● **Work item**:
What lines of the material below include the string "Other"? Copy all of them.

● **Data**:

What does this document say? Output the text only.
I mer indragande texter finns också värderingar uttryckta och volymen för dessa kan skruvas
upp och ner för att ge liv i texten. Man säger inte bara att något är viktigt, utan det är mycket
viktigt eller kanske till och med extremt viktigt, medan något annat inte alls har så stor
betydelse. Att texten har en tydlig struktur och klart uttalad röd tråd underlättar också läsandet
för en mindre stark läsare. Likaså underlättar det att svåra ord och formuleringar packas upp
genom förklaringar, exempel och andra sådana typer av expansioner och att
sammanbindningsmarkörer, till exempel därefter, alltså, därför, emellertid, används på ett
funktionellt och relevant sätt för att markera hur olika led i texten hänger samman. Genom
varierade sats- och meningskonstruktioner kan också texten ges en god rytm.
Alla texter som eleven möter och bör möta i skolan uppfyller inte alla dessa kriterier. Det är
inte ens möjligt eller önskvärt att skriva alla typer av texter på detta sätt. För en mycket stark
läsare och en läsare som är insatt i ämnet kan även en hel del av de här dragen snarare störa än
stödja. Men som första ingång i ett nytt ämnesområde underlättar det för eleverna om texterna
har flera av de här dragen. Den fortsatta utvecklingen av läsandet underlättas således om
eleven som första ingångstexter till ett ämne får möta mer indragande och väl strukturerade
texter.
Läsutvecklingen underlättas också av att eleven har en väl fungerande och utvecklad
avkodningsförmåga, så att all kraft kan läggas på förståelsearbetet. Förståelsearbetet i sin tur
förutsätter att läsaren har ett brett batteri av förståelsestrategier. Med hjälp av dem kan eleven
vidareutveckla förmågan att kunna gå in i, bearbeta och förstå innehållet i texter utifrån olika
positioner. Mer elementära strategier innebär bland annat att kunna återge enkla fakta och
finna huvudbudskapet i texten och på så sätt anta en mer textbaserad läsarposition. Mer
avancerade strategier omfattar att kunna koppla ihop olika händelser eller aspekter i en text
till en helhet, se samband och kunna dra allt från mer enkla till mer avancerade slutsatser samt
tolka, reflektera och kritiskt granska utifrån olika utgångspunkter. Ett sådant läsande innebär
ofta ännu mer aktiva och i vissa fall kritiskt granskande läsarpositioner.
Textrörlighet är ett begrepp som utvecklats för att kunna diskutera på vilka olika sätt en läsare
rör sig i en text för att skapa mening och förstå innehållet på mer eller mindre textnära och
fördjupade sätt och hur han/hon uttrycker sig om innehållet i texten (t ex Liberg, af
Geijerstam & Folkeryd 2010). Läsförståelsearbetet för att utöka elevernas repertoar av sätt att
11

...

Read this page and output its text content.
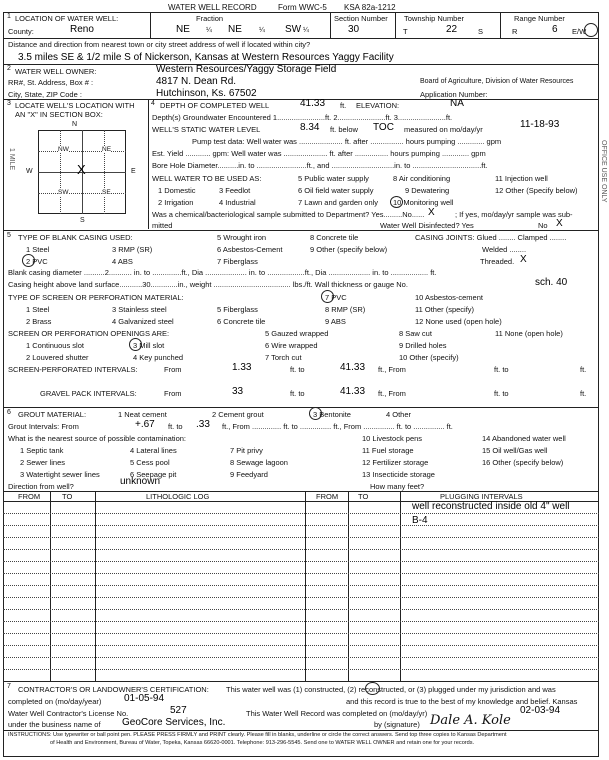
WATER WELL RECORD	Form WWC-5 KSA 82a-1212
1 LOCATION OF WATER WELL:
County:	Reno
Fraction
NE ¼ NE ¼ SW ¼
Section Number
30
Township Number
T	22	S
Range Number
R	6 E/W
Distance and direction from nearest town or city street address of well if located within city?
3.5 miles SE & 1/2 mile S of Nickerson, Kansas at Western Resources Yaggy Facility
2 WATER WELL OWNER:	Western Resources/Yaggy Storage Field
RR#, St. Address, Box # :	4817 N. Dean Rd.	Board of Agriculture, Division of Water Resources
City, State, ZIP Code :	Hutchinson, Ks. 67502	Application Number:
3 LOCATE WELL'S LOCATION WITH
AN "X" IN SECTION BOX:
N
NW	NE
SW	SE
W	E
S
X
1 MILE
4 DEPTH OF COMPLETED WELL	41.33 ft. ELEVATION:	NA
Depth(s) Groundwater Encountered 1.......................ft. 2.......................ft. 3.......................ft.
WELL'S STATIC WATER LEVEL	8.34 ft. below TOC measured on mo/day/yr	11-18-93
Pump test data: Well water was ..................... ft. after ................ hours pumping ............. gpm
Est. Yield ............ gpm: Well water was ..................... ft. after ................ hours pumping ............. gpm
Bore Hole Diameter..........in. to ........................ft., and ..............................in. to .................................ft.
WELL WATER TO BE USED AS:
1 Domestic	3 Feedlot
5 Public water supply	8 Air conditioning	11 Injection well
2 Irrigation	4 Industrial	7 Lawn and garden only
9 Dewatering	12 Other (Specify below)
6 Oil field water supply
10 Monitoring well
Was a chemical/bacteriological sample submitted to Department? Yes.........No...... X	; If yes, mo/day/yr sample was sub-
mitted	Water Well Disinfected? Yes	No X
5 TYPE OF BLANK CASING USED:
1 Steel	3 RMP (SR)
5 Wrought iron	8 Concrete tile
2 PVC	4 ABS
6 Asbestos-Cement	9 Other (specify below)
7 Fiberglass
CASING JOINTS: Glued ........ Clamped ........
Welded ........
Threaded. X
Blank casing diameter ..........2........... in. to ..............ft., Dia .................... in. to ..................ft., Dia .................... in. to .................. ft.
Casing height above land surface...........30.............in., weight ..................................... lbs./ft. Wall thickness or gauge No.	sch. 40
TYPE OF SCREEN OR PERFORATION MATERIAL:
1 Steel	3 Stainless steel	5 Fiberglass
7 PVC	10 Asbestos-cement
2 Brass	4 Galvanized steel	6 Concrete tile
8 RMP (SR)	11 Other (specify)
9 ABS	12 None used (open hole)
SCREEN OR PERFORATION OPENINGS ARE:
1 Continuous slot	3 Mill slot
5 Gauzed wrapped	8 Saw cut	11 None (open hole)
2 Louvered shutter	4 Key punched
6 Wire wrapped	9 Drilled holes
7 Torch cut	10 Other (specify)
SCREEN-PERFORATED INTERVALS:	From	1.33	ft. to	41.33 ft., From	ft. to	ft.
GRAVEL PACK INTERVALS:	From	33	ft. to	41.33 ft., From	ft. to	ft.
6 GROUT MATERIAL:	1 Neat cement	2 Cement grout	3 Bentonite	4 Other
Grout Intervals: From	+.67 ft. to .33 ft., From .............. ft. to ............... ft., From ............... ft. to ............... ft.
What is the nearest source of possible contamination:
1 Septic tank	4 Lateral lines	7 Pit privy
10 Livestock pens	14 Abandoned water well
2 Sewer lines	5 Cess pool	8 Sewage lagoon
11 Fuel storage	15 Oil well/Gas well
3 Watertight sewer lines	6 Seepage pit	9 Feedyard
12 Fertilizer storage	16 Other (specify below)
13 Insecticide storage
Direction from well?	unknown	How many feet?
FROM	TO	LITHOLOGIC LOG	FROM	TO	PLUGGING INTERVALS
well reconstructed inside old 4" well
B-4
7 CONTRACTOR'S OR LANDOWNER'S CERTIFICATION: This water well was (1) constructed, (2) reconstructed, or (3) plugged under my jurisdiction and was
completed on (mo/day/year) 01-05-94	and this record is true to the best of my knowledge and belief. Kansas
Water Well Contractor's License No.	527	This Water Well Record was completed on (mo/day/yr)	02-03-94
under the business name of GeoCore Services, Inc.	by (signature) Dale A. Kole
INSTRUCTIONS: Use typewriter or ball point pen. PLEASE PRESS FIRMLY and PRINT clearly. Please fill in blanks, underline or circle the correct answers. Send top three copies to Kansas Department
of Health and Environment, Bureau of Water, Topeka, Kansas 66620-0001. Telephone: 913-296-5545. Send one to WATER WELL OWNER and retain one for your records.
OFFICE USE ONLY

● **Answer to the exercise**:
9 Dewatering	12 Other (Specify below)
6 Asbestos-Cement	9 Other (specify below)
8 RMP (SR)	11 Other (specify)
7 Torch cut	10 Other (specify)
6 GROUT MATERIAL:	1 Neat cement	2 Cement grout	3 Bentonite	4 Other
12 Fertilizer storage	16 Other (specify below)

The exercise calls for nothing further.